__GOAL OF THE EXERCISE__
Copy out the whole listing exactly as written, leaving the pictures behind.

__SUPPLIED ENTRIES__
■ ■ ■ ■ ■ ■ ■

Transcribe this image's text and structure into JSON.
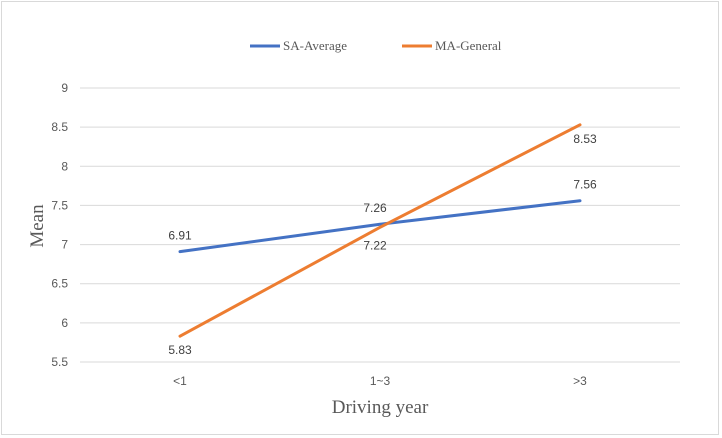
{
  "chart_data": {
    "type": "line",
    "categories": [
      "<1",
      "1~3",
      ">3"
    ],
    "series": [
      {
        "name": "SA-Average",
        "values": [
          6.91,
          7.26,
          7.56
        ],
        "color": "#4472c4"
      },
      {
        "name": "MA-General",
        "values": [
          5.83,
          7.22,
          8.53
        ],
        "color": "#ed7d31"
      }
    ],
    "data_labels": [
      [
        "6.91",
        "7.26",
        "7.56"
      ],
      [
        "5.83",
        "7.22",
        "8.53"
      ]
    ],
    "xlabel": "Driving year",
    "ylabel": "Mean",
    "ylim": [
      5.5,
      9
    ],
    "yticks": [
      "5.5",
      "6",
      "6.5",
      "7",
      "7.5",
      "8",
      "8.5",
      "9"
    ],
    "grid": true,
    "legend_position": "top-center"
  }
}
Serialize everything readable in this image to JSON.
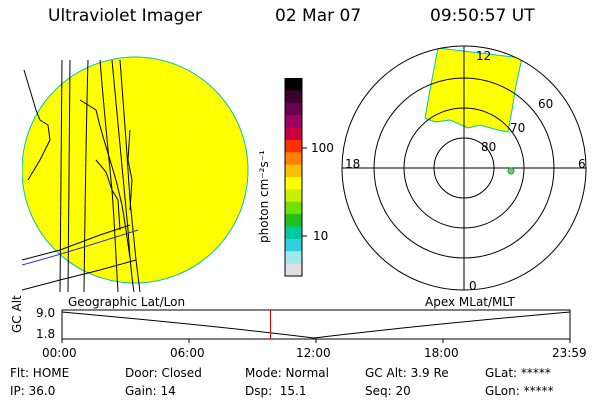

■ ■ ■ ■ ■ ■ ■

__FULL OUTPUT__
Transcribe this image's text and structure into JSON.
{
  "chart_data": {
    "type": "line",
    "categories": [
      "<1",
      "1~3",
      ">3"
    ],
    "series": [
      {
        "name": "SA-Average",
        "values": [
          6.91,
          7.26,
          7.56
        ],
        "color": "#4472c4"
      },
      {
        "name": "MA-General",
        "values": [
          5.83,
          7.22,
          8.53
        ],
        "color": "#ed7d31"
      }
    ],
    "data_labels": [
      [
        "6.91",
        "7.26",
        "7.56"
      ],
      [
        "5.83",
        "7.22",
        "8.53"
      ]
    ],
    "xlabel": "Driving year",
    "ylabel": "Mean",
    "ylim": [
      5.5,
      9
    ],
    "yticks": [
      "5.5",
      "6",
      "6.5",
      "7",
      "7.5",
      "8",
      "8.5",
      "9"
    ],
    "grid": true,
    "legend_position": "top-center"
  }
}
Serialize everything readable in this image to JSON.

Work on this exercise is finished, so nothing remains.